Material provided =
+ + + +
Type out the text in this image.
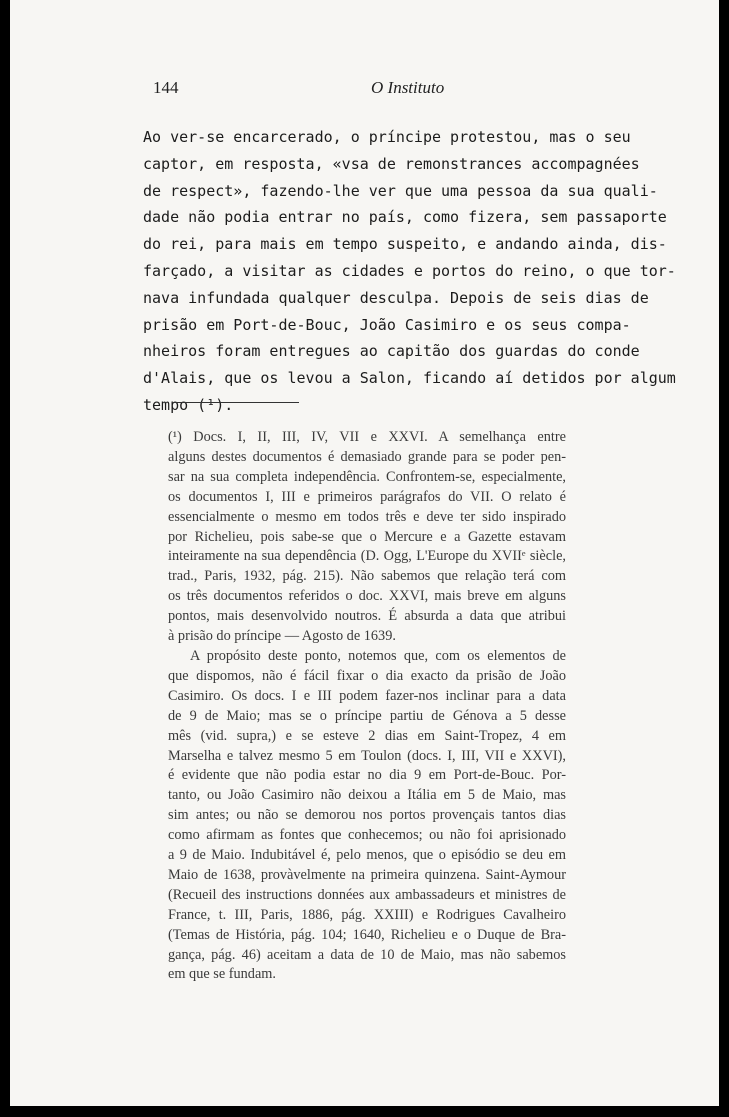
144	O Instituto
Ao ver-se encarcerado, o príncipe protestou, mas o seu
captor, em resposta, «vsa de remonstrances accompagnées
de respect», fazendo-lhe ver que uma pessoa da sua quali-
dade não podia entrar no país, como fizera, sem passaporte
do rei, para mais em tempo suspeito, e andando ainda, dis-
farçado, a visitar as cidades e portos do reino, o que tor-
nava infundada qualquer desculpa. Depois de seis dias de
prisão em Port-de-Bouc, João Casimiro e os seus compa-
nheiros foram entregues ao capitão dos guardas do conde
d'Alais, que os levou a Salon, ficando aí detidos por algum
tempo (¹).
(¹) Docs. I, II, III, IV, VII e XXVI. A semelhança entre
alguns destes documentos é demasiado grande para se poder pen-
sar na sua completa independência. Confrontem-se, especialmente,
os documentos I, III e primeiros parágrafos do VII. O relato é
essencialmente o mesmo em todos três e deve ter sido inspirado
por Richelieu, pois sabe-se que o Mercure e a Gazette estavam
inteiramente na sua dependência (D. Ogg, L'Europe du XVIIᵉ siècle,
trad., Paris, 1932, pág. 215). Não sabemos que relação terá com
os três documentos referidos o doc. XXVI, mais breve em alguns
pontos, mais desenvolvido noutros. É absurda a data que atribui
à prisão do príncipe — Agosto de 1639.
A propósito deste ponto, notemos que, com os elementos de
que dispomos, não é fácil fixar o dia exacto da prisão de João
Casimiro. Os docs. I e III podem fazer-nos inclinar para a data
de 9 de Maio; mas se o príncipe partiu de Génova a 5 desse
mês (vid. supra,) e se esteve 2 dias em Saint-Tropez, 4 em
Marselha e talvez mesmo 5 em Toulon (docs. I, III, VII e XXVI),
é evidente que não podia estar no dia 9 em Port-de-Bouc. Por-
tanto, ou João Casimiro não deixou a Itália em 5 de Maio, mas
sim antes; ou não se demorou nos portos provençais tantos dias
como afirmam as fontes que conhecemos; ou não foi aprisionado
a 9 de Maio. Indubitável é, pelo menos, que o episódio se deu em
Maio de 1638, provàvelmente na primeira quinzena. Saint-Aymour
(Recueil des instructions données aux ambassadeurs et ministres de
France, t. III, Paris, 1886, pág. XXIII) e Rodrigues Cavalheiro
(Temas de História, pág. 104; 1640, Richelieu e o Duque de Bra-
gança, pág. 46) aceitam a data de 10 de Maio, mas não sabemos
em que se fundam.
+ + + +
Exercise requirements = Transcribe all the lines above exactly, apart from the pictures.

Answer to this problem =
Type out the text in this image.
144	O Instituto
Ao ver-se encarcerado, o príncipe protestou, mas o seu
captor, em resposta, «vsa de remonstrances accompagnées
de respect», fazendo-lhe ver que uma pessoa da sua quali-
dade não podia entrar no país, como fizera, sem passaporte
do rei, para mais em tempo suspeito, e andando ainda, dis-
farçado, a visitar as cidades e portos do reino, o que tor-
nava infundada qualquer desculpa. Depois de seis dias de
prisão em Port-de-Bouc, João Casimiro e os seus compa-
nheiros foram entregues ao capitão dos guardas do conde
d'Alais, que os levou a Salon, ficando aí detidos por algum
tempo (¹).
(¹) Docs. I, II, III, IV, VII e XXVI. A semelhança entre
alguns destes documentos é demasiado grande para se poder pen-
sar na sua completa independência. Confrontem-se, especialmente,
os documentos I, III e primeiros parágrafos do VII. O relato é
essencialmente o mesmo em todos três e deve ter sido inspirado
por Richelieu, pois sabe-se que o Mercure e a Gazette estavam
inteiramente na sua dependência (D. Ogg, L'Europe du XVIIᵉ siècle,
trad., Paris, 1932, pág. 215). Não sabemos que relação terá com
os três documentos referidos o doc. XXVI, mais breve em alguns
pontos, mais desenvolvido noutros. É absurda a data que atribui
à prisão do príncipe — Agosto de 1639.
A propósito deste ponto, notemos que, com os elementos de
que dispomos, não é fácil fixar o dia exacto da prisão de João
Casimiro. Os docs. I e III podem fazer-nos inclinar para a data
de 9 de Maio; mas se o príncipe partiu de Génova a 5 desse
mês (vid. supra,) e se esteve 2 dias em Saint-Tropez, 4 em
Marselha e talvez mesmo 5 em Toulon (docs. I, III, VII e XXVI),
é evidente que não podia estar no dia 9 em Port-de-Bouc. Por-
tanto, ou João Casimiro não deixou a Itália em 5 de Maio, mas
sim antes; ou não se demorou nos portos provençais tantos dias
como afirmam as fontes que conhecemos; ou não foi aprisionado
a 9 de Maio. Indubitável é, pelo menos, que o episódio se deu em
Maio de 1638, provàvelmente na primeira quinzena. Saint-Aymour
(Recueil des instructions données aux ambassadeurs et ministres de
France, t. III, Paris, 1886, pág. XXIII) e Rodrigues Cavalheiro
(Temas de História, pág. 104; 1640, Richelieu e o Duque de Bra-
gança, pág. 46) aceitam a data de 10 de Maio, mas não sabemos
em que se fundam.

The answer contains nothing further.